╭─ Passage shown
Background: Alzheimer's disease (AD) and other neurodegenerative diseases are typified by a robust microglial-mediated immune response. Genetic studies have demonstrated that variants in microglial genes are linked to risk for AD. Genome-wide association studies (GWAS) originally identified Phospholipase C gamma 2 (PLCγ2) as a novel risk gene of Alzheimer's disease (AD). Since then, accumulating evidence from in vitro, in vivo, and human-based studies have corroborated and extended this association, promoting Plcg2 as one of the most important risk genes of both early-onset and late-onset AD, harboring both common and rare risk variants with relatively large effect on AD risk.
Method: To investigate the impact of Plcg2 gene expression on microglia biology and disease pathology, we have generated Plcg2M28L mice on an APOE4.Trem2R47H.hAb (LOAD2) background. Cohorts of mice were established at IU and aged to 18 months on a high fat diet (HFD). Animals began the HFD at 2 months of age and were longitudinally followed to 18 months of age. At 4, 12 and 18 months, mice received an MRI and blood draws for biomarker analysis. A second cohort of animals was analyzed cross sectionally at 4, 12, 18 and 24 months of age. PET studies were completed in a third cohort. Post-mortem studies at both sites included blood chemistry, immunohistochemistry, and molecular studies. Studies of transcriptomics and proteomics were also completed on brain tissue.
╰─
╭─ Material shown
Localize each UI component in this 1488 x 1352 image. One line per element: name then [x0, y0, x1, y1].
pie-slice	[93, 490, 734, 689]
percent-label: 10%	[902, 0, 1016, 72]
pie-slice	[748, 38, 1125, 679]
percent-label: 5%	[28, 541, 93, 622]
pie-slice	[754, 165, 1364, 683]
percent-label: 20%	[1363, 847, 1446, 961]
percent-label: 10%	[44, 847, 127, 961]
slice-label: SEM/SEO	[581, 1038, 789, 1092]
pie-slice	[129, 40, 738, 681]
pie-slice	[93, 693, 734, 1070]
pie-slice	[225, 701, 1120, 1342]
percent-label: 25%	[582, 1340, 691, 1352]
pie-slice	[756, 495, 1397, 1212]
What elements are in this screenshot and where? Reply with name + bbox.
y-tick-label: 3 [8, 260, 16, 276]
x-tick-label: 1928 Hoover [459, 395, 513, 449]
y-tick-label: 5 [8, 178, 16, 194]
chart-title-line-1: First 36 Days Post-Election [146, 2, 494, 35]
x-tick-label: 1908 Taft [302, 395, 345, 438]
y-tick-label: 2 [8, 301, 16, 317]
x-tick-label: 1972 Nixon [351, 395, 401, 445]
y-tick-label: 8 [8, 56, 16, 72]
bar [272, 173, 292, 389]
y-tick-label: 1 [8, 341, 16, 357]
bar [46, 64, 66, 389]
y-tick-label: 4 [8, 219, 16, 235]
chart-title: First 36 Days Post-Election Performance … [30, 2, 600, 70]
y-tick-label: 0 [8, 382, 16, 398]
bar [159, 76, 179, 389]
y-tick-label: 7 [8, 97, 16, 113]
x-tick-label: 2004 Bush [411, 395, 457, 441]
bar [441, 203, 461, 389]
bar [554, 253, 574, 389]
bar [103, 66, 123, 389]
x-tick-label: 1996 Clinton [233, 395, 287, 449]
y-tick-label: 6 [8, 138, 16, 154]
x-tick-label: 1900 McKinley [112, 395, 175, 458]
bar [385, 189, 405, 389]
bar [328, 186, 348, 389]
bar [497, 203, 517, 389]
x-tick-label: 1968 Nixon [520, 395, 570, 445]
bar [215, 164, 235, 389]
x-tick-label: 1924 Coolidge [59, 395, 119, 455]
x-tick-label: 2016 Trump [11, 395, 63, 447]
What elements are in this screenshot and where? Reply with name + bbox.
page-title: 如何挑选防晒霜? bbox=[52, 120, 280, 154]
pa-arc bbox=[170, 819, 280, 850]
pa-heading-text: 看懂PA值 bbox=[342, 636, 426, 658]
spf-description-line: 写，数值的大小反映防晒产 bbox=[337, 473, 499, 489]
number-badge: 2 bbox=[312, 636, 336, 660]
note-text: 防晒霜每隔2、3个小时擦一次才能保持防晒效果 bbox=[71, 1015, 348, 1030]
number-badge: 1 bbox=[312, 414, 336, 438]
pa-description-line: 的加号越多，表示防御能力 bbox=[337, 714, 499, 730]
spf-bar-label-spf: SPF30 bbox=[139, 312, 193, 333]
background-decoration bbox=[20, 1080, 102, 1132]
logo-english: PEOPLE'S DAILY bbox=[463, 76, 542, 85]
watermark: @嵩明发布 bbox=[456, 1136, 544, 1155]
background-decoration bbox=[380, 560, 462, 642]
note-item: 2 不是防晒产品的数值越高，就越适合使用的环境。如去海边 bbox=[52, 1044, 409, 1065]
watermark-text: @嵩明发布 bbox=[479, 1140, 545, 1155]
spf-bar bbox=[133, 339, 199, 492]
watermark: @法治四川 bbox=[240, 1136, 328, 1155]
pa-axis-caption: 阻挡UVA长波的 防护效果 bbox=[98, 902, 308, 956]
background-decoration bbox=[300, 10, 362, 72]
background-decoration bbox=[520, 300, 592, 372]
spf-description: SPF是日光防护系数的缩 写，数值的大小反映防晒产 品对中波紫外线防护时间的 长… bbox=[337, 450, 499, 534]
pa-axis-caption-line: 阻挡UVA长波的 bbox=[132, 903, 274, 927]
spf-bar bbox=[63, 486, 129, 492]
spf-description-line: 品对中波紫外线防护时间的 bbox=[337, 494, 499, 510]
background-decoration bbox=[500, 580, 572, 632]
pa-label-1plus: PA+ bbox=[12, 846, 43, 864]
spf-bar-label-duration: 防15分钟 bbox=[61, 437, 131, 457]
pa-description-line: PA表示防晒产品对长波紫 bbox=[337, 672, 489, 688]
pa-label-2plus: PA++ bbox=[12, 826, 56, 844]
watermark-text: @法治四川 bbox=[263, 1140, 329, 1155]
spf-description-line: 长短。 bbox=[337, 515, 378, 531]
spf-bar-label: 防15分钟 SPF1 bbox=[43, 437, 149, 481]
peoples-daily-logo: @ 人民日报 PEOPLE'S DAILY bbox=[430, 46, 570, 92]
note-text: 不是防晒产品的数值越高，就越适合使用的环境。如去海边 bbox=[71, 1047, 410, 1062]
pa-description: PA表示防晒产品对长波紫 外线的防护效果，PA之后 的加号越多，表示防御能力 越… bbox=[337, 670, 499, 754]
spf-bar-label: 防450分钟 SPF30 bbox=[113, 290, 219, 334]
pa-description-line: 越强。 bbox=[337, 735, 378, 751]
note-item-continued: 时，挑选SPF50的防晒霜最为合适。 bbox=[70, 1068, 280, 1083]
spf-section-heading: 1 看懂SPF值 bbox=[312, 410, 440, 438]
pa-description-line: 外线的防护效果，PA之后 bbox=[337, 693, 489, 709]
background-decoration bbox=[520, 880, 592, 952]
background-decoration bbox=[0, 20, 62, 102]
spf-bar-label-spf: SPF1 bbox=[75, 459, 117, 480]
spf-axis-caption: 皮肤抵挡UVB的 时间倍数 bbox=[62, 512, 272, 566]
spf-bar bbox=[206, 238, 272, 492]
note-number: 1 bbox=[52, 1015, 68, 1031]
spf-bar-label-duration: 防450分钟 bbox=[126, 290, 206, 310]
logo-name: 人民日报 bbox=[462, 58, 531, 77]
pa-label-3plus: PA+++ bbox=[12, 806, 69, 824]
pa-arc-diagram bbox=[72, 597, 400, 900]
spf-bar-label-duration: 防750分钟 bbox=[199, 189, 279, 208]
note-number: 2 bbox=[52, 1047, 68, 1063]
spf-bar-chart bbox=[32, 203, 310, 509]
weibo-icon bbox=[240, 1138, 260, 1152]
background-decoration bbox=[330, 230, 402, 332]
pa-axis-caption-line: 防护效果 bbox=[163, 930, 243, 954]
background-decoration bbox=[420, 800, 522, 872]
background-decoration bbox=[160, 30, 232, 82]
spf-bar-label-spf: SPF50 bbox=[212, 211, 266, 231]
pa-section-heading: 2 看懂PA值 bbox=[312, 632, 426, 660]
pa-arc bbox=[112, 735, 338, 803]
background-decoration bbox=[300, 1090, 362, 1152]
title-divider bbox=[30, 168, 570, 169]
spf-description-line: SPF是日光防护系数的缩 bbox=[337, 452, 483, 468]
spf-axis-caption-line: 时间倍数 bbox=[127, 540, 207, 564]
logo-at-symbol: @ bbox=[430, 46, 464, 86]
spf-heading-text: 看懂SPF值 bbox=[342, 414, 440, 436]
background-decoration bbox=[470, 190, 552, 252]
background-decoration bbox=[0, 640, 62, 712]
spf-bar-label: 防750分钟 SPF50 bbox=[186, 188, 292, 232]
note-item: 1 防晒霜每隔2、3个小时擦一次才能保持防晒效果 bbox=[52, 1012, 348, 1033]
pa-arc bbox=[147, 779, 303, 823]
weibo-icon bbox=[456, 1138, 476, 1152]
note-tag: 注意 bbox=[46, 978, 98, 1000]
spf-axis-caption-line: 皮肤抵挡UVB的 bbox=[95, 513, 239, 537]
╰─
Work to complete:
• A. Copy the Plcg2 abstract word for word, beginning at the words "Method: To investigate" and ending after the words "on brain tissue.".
• B. According to the Plcg2 abstract, at what age did the animals start the high fat diet?
• C. Continue the Plcg2 abstract from where it stops.
The lines are separate material, apart from the Plcg2 abstract.

Results by task:
• A.
Method: To investigate the impact of Plcg2 gene expression on microglia biology and disease pathology, we have generated Plcg2M28L mice on an APOE4.Trem2R47H.hAb (LOAD2) background. Cohorts of mice were established at IU and aged to 18 months on a high fat diet (HFD). Animals began the HFD at 2 months of age and were longitudinally followed to 18 months of age. At 4, 12 and 18 months, mice received an MRI and blood draws for biomarker analysis. A second cohort of animals was analyzed cross sectionally at 4, 12, 18 and 24 months of age. PET studies were completed in a third cohort. Post-mortem studies at both sites included blood chemistry, immunohistochemistry, and molecular studies. Studies of transcriptomics and proteomics were also completed on brain tissue.

• B. At 2 months of age.

• C.
Result: Utilizing our multi-analyte approach, we are able to correlate changes in the mice and human LOAD. Overall, at 18 months there is an increase in microgliosis in male mice that is age dependent. On a high fat diet, microgliosis is observed in both male and female within the cortex, but in the subiculum, IBA1 increased only in females.
Conclusion: Our findings provide evidence that Plcg2 plays an important role in LOAD and the addition of Plcg2M28L to a sensitized LOAD model (LOAD2) more closely align phenotypes in the mouse to outcomes observed in human AD.